##### Data in this exercise

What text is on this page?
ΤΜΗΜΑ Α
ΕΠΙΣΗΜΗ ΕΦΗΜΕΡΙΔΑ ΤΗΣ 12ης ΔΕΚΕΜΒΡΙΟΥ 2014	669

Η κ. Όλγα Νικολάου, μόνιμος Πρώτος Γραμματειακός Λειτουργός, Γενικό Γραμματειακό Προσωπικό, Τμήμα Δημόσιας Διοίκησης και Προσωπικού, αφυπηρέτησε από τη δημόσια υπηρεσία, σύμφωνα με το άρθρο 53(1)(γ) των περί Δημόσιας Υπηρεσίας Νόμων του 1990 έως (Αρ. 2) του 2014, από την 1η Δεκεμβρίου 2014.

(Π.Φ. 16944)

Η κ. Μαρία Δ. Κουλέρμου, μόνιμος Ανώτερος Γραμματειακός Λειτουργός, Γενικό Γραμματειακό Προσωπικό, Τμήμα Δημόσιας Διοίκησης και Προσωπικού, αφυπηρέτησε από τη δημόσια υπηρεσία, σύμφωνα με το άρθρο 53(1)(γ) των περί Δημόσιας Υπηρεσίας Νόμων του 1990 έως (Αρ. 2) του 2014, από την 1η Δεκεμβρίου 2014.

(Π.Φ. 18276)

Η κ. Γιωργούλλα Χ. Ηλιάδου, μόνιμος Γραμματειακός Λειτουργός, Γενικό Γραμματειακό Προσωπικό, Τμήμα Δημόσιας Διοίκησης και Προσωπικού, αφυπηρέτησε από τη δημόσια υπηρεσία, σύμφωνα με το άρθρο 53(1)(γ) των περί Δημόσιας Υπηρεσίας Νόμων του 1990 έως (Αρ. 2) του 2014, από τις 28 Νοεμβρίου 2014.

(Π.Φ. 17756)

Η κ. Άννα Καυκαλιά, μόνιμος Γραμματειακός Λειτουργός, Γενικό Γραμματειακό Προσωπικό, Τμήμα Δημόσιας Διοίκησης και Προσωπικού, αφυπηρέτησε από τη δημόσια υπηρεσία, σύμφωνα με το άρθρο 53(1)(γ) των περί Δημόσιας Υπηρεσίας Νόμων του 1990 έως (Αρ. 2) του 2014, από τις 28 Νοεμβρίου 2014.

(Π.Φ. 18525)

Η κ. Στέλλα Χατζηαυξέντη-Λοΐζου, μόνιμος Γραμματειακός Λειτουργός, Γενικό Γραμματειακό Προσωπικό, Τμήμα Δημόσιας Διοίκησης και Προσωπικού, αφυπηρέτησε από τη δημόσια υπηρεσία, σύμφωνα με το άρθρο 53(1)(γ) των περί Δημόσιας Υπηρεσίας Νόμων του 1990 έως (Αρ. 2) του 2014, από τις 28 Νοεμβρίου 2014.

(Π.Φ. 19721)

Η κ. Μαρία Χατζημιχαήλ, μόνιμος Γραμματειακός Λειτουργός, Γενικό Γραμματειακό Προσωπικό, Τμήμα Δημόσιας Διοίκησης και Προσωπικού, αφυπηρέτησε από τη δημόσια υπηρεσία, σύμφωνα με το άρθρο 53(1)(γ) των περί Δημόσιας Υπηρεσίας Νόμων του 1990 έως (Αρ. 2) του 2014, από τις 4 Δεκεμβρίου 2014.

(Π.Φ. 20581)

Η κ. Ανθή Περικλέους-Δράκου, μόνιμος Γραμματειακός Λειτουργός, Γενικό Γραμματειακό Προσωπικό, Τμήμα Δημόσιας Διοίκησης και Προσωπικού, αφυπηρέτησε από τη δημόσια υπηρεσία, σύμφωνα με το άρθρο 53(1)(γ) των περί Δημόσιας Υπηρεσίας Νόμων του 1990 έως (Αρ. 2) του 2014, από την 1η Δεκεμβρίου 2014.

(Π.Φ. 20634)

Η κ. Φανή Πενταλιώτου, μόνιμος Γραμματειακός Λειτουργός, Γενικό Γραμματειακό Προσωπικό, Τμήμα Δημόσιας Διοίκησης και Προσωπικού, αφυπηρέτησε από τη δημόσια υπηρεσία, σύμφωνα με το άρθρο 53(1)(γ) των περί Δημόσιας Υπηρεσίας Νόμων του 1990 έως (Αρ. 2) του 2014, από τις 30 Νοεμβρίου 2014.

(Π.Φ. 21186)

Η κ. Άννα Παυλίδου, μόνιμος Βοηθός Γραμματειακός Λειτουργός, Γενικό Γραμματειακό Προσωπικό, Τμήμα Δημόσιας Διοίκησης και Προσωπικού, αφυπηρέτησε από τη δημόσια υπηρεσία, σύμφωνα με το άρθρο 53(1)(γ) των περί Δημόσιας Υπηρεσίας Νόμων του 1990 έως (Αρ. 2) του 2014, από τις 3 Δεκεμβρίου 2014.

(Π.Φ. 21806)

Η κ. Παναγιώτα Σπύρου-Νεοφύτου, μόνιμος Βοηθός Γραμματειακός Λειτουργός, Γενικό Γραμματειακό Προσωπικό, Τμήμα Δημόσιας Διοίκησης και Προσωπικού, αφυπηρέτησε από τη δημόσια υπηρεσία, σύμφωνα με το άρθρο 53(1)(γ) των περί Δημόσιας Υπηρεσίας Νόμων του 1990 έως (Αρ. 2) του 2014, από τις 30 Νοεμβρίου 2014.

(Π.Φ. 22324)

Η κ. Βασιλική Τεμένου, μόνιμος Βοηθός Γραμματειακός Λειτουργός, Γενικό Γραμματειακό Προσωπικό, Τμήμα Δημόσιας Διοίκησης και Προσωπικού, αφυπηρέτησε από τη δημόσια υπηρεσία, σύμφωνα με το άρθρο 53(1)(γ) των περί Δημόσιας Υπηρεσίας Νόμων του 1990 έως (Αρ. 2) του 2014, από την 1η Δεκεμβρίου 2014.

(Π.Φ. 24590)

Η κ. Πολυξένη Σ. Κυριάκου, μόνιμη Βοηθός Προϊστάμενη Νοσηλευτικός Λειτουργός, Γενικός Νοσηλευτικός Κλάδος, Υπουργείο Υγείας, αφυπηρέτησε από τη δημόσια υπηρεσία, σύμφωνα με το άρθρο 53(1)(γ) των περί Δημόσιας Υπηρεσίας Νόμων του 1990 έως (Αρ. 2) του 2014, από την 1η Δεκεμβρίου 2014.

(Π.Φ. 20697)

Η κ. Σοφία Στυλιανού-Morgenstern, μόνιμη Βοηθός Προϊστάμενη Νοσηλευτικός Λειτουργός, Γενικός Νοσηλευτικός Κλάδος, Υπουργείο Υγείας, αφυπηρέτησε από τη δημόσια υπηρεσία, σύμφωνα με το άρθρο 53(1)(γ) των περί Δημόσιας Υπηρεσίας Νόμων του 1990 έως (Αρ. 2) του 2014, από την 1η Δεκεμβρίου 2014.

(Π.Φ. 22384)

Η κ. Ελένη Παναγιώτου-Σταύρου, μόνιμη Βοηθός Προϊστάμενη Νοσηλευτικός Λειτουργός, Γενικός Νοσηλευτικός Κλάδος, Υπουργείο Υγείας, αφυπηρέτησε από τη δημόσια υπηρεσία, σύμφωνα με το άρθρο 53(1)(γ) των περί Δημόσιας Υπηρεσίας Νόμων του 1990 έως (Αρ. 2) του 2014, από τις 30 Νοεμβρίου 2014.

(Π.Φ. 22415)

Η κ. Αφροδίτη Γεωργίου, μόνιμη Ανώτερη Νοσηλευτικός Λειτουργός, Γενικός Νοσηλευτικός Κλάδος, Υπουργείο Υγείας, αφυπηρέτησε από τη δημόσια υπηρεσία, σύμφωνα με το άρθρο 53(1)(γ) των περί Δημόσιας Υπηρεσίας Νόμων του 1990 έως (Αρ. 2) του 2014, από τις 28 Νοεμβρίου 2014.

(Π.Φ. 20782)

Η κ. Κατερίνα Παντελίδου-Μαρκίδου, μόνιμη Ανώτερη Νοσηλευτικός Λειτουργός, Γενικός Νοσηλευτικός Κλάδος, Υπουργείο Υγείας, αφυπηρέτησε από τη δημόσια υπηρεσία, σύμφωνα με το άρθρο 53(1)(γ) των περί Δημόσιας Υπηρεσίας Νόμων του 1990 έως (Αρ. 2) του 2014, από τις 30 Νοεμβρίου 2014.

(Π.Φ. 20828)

##########

## Requirements
Within the entries above, report how many lines include "Ανώτερη", and keep the answer to the number.

## Correct output
2